Stored data entries
───

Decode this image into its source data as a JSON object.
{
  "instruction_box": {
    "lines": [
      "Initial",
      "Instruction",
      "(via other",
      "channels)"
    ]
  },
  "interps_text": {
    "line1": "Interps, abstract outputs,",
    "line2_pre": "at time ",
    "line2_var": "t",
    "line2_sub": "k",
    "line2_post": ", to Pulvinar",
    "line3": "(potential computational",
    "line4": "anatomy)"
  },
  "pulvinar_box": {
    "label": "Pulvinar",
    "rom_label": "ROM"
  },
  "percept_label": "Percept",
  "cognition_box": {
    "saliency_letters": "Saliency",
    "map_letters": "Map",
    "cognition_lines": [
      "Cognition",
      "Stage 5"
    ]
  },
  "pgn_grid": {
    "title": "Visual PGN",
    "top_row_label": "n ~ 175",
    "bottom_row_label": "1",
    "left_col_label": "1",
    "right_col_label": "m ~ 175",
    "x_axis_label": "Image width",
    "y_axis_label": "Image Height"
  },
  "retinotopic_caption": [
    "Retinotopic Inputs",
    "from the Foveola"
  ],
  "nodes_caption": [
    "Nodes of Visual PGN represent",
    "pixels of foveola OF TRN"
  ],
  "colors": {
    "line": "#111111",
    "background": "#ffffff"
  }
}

───

Stated task — Using the data above, return each line exactly as written.

Solution for this exercise —
Decode this image into its source data as a JSON object.
{
  "instruction_box": {
    "lines": [
      "Initial",
      "Instruction",
      "(via other",
      "channels)"
    ]
  },
  "interps_text": {
    "line1": "Interps, abstract outputs,",
    "line2_pre": "at time ",
    "line2_var": "t",
    "line2_sub": "k",
    "line2_post": ", to Pulvinar",
    "line3": "(potential computational",
    "line4": "anatomy)"
  },
  "pulvinar_box": {
    "label": "Pulvinar",
    "rom_label": "ROM"
  },
  "percept_label": "Percept",
  "cognition_box": {
    "saliency_letters": "Saliency",
    "map_letters": "Map",
    "cognition_lines": [
      "Cognition",
      "Stage 5"
    ]
  },
  "pgn_grid": {
    "title": "Visual PGN",
    "top_row_label": "n ~ 175",
    "bottom_row_label": "1",
    "left_col_label": "1",
    "right_col_label": "m ~ 175",
    "x_axis_label": "Image width",
    "y_axis_label": "Image Height"
  },
  "retinotopic_caption": [
    "Retinotopic Inputs",
    "from the Foveola"
  ],
  "nodes_caption": [
    "Nodes of Visual PGN represent",
    "pixels of foveola OF TRN"
  ],
  "colors": {
    "line": "#111111",
    "background": "#ffffff"
  }
}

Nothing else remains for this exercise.